What you need to do:
1) Reproduce word for word the part of the turbocharger passage starting with "Turbocharging’s day has" and going on through "to Can-Am competitors.".
2) In the turbocharger passage, what percentage of vehicles sold in North America does Honeywell expect to have turbos by 2020?

Reading passage:
╔══

If turbochargers haven’t won the war against natural aspiration yet, they certainly appear unstoppable in this, their most recent campaign for domination. Increasingly stringent fuel-economy and emissions regulations worldwide are driving this switch to forced induction because turbochargers allow carmakers to maintain performance levels while reducing engine displacement and improving EPA fuel economy. Honeywell, a leading turbo supplier, reckons that by the year 2020, 39 percent of all vehicles sold in North America will have turbos, up from 23 percent in 2015.
Turbocharging’s day has been long in coming, considering that the concept has been around for more than a century. It’s been 54 years since General Motors fitted turbochargers to the Chevy Corvair Monza and the Oldsmobile F-85 Jetfire, and more than 40 since the Porsche 917/30, turbocharged to 1500 horsepower, laid waste to Can-Am competitors.
But turbochargers aren’t just for performance cars anymore. They are now the solution of choice for all segments of the market, from city cars to luxury cruisers to—thanks to Ford—full-size pickup trucks. Once you lose V-8–loving truckers to a turbo V-6, the war is all but over and it’s just a matter of signing the surrender documents.

╚══

Provided data:

╔══

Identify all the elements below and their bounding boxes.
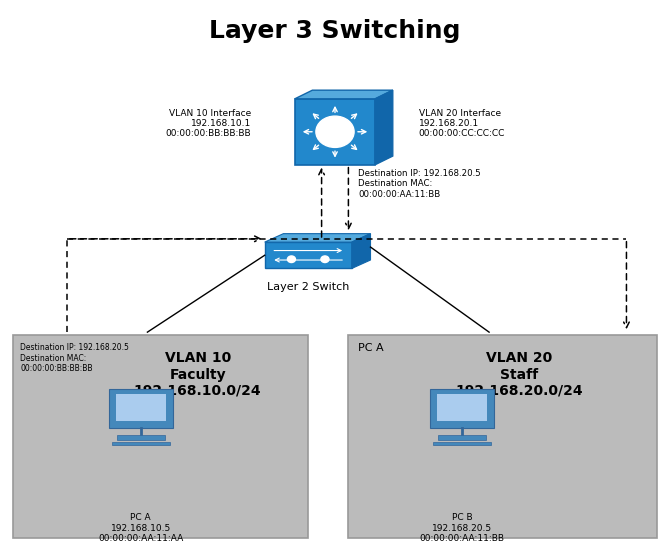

╚══

Outputs in order:
1)
Turbocharging’s day has been long in coming, considering that the concept has been around for more than a century. It’s been 54 years since General Motors fitted turbochargers to the Chevy Corvair Monza and the Oldsmobile F-85 Jetfire, and more than 40 since the Porsche 917/30, turbocharged to 1500 horsepower, laid waste to Can-Am competitors.

2) 39 percent